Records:
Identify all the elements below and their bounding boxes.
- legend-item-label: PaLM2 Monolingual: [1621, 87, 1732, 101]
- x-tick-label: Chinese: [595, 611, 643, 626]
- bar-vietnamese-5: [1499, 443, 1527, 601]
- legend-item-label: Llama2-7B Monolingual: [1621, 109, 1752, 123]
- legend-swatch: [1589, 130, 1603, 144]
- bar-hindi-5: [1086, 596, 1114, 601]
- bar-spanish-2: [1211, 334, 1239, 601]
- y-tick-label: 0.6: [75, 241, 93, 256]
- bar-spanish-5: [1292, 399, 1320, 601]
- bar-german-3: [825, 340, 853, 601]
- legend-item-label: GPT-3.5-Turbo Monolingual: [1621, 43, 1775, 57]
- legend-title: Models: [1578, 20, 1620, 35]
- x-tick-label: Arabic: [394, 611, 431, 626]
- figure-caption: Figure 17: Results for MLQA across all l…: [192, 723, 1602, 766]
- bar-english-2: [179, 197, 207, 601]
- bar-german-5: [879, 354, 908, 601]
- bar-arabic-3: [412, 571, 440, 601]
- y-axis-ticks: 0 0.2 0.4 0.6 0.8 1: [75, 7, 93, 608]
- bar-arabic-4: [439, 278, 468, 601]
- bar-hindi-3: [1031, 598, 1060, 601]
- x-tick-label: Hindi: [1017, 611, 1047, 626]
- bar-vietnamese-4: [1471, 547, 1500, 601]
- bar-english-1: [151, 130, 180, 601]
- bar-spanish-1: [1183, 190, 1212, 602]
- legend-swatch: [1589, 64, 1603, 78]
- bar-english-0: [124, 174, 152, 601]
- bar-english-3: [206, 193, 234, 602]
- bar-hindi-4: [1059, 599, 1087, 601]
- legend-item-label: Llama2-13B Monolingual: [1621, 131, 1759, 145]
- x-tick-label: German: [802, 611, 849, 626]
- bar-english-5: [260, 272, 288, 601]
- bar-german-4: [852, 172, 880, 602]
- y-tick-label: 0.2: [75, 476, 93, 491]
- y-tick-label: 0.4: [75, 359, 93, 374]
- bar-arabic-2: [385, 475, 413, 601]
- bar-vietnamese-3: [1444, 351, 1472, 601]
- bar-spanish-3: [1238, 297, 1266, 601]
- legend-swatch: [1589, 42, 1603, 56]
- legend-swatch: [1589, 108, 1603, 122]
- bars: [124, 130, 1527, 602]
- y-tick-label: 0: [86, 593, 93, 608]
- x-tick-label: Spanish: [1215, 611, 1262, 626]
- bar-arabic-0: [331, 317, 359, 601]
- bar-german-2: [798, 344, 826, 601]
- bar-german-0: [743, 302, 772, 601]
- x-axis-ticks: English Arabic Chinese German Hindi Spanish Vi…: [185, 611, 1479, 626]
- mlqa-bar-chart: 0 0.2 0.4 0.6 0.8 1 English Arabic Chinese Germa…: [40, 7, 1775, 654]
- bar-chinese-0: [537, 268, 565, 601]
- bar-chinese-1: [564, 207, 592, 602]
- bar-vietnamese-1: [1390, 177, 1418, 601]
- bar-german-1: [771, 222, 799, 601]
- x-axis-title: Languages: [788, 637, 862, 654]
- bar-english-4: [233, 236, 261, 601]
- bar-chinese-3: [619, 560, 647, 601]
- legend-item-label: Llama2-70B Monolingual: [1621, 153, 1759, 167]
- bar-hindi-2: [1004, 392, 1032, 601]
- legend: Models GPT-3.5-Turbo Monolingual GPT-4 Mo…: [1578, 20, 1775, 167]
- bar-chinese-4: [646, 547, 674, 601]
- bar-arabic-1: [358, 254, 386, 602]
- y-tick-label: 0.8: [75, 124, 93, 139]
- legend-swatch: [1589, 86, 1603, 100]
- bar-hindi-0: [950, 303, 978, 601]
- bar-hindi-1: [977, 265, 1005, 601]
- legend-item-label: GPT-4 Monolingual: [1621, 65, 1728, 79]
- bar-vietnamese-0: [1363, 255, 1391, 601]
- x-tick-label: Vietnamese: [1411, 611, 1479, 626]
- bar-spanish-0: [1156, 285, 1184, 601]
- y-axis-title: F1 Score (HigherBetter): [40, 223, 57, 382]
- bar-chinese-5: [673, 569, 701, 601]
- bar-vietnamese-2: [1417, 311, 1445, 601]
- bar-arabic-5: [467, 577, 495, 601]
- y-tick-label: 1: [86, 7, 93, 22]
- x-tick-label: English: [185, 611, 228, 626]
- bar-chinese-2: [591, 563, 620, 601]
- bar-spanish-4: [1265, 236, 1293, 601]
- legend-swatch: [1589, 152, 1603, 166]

WHAT THE TASK REQUIRES | Copy every line of the records word for word.

ANSWER TO THIS EXERCISE |
Identify all the elements below and their bounding boxes.
- legend-item-label: PaLM2 Monolingual: [1621, 87, 1732, 101]
- x-tick-label: Chinese: [595, 611, 643, 626]
- bar-vietnamese-5: [1499, 443, 1527, 601]
- legend-item-label: Llama2-7B Monolingual: [1621, 109, 1752, 123]
- legend-swatch: [1589, 130, 1603, 144]
- bar-hindi-5: [1086, 596, 1114, 601]
- bar-spanish-2: [1211, 334, 1239, 601]
- y-tick-label: 0.6: [75, 241, 93, 256]
- bar-spanish-5: [1292, 399, 1320, 601]
- bar-german-3: [825, 340, 853, 601]
- legend-item-label: GPT-3.5-Turbo Monolingual: [1621, 43, 1775, 57]
- legend-title: Models: [1578, 20, 1620, 35]
- x-tick-label: Arabic: [394, 611, 431, 626]
- figure-caption: Figure 17: Results for MLQA across all l…: [192, 723, 1602, 766]
- bar-english-2: [179, 197, 207, 601]
- bar-german-5: [879, 354, 908, 601]
- bar-arabic-3: [412, 571, 440, 601]
- y-axis-ticks: 0 0.2 0.4 0.6 0.8 1: [75, 7, 93, 608]
- bar-arabic-4: [439, 278, 468, 601]
- bar-hindi-3: [1031, 598, 1060, 601]
- x-tick-label: Hindi: [1017, 611, 1047, 626]
- bar-vietnamese-4: [1471, 547, 1500, 601]
- bar-english-1: [151, 130, 180, 601]
- bar-spanish-1: [1183, 190, 1212, 602]
- legend-swatch: [1589, 64, 1603, 78]
- bar-english-0: [124, 174, 152, 601]
- bar-english-3: [206, 193, 234, 602]
- bar-hindi-4: [1059, 599, 1087, 601]
- legend-item-label: Llama2-13B Monolingual: [1621, 131, 1759, 145]
- x-tick-label: German: [802, 611, 849, 626]
- bar-english-5: [260, 272, 288, 601]
- bar-german-4: [852, 172, 880, 602]
- y-tick-label: 0.2: [75, 476, 93, 491]
- y-tick-label: 0.4: [75, 359, 93, 374]
- bar-arabic-2: [385, 475, 413, 601]
- bar-vietnamese-3: [1444, 351, 1472, 601]
- bar-spanish-3: [1238, 297, 1266, 601]
- legend-swatch: [1589, 42, 1603, 56]
- legend-swatch: [1589, 108, 1603, 122]
- bars: [124, 130, 1527, 602]
- y-tick-label: 0: [86, 593, 93, 608]
- x-tick-label: Spanish: [1215, 611, 1262, 626]
- bar-arabic-0: [331, 317, 359, 601]
- bar-german-2: [798, 344, 826, 601]
- bar-german-0: [743, 302, 772, 601]
- x-axis-ticks: English Arabic Chinese German Hindi Spanish Vi…: [185, 611, 1479, 626]
- mlqa-bar-chart: 0 0.2 0.4 0.6 0.8 1 English Arabic Chinese Germa…: [40, 7, 1775, 654]
- bar-chinese-0: [537, 268, 565, 601]
- bar-chinese-1: [564, 207, 592, 602]
- bar-vietnamese-1: [1390, 177, 1418, 601]
- bar-german-1: [771, 222, 799, 601]
- x-axis-title: Languages: [788, 637, 862, 654]
- bar-english-4: [233, 236, 261, 601]
- bar-chinese-3: [619, 560, 647, 601]
- legend-item-label: Llama2-70B Monolingual: [1621, 153, 1759, 167]
- bar-hindi-2: [1004, 392, 1032, 601]
- legend: Models GPT-3.5-Turbo Monolingual GPT-4 Mo…: [1578, 20, 1775, 167]
- bar-chinese-4: [646, 547, 674, 601]
- bar-arabic-1: [358, 254, 386, 602]
- y-tick-label: 0.8: [75, 124, 93, 139]
- legend-swatch: [1589, 86, 1603, 100]
- bar-hindi-0: [950, 303, 978, 601]
- bar-hindi-1: [977, 265, 1005, 601]
- legend-item-label: GPT-4 Monolingual: [1621, 65, 1728, 79]
- bar-vietnamese-0: [1363, 255, 1391, 601]
- x-tick-label: Vietnamese: [1411, 611, 1479, 626]
- bar-spanish-0: [1156, 285, 1184, 601]
- y-axis-title: F1 Score (HigherBetter): [40, 223, 57, 382]
- bar-chinese-5: [673, 569, 701, 601]
- bar-vietnamese-2: [1417, 311, 1445, 601]
- bar-arabic-5: [467, 577, 495, 601]
- y-tick-label: 1: [86, 7, 93, 22]
- x-tick-label: English: [185, 611, 228, 626]
- bar-chinese-2: [591, 563, 620, 601]
- bar-spanish-4: [1265, 236, 1293, 601]
- legend-swatch: [1589, 152, 1603, 166]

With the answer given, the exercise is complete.